*** Source
If it is nearby and you can check it out, temporarily lay a piece of flex track at that radius and set it on it and see.

As I've mentioned, I have owned two of these, and both of them had a bind in the side rods when they were purchased. My first loco was an easy fix--I just had to do a little filing, but the second loco needed major reworking to make it right.

 

I also needed to do major cleanup on the soldering work on both engines, which (after talking to other owners) seems to be a normal thing, as many of these locos have been poorly assembled.

 

None of the above would stop me from buying another Wabash Mogul, they are easy engines to work on and modify. But I would try very hard to inspect one of these personally before buying, or at the very least, make sure I saw plenty of pictures before paying top dollar for one.

 

Jeff C

Originally Posted by Brother_Love:

Fellas,

Thank you for the input and info. I am about to get one of the Moguls. Jeff, I do not have pics but I am getting from a person that I trust.

Malcolm

I think you will like it a lot. I have quite a few parts for that loco so contact me if you need something.
******
*** Supplied information
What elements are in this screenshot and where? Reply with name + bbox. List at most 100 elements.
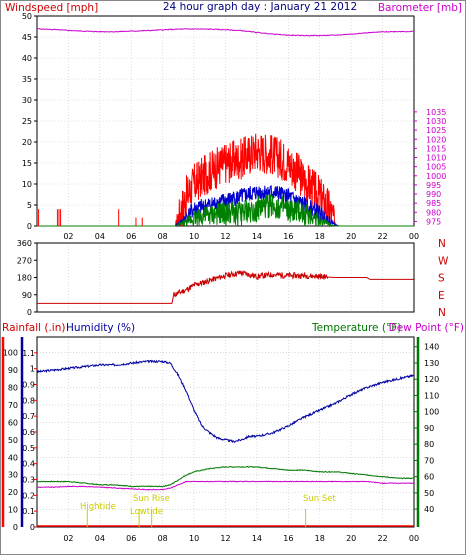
******
■ Tasks:
#1 Reproduce the part of the forum post about the Wabash Mogul that opens with the words containing "Originally Posted by" and closes with "you need something.".
#2 In the forum post about the Wabash Mogul, what did the first locomotive need to fix the bind in its side rods?

■ Answer list:
#1
Originally Posted by Brother_Love:

Fellas,

Thank you for the input and info. I am about to get one of the Moguls. Jeff, I do not have pics but I am getting from a person that I trust.

Malcolm

I think you will like it a lot. I have quite a few parts for that loco so contact me if you need something.

#2 It needed only a little filing.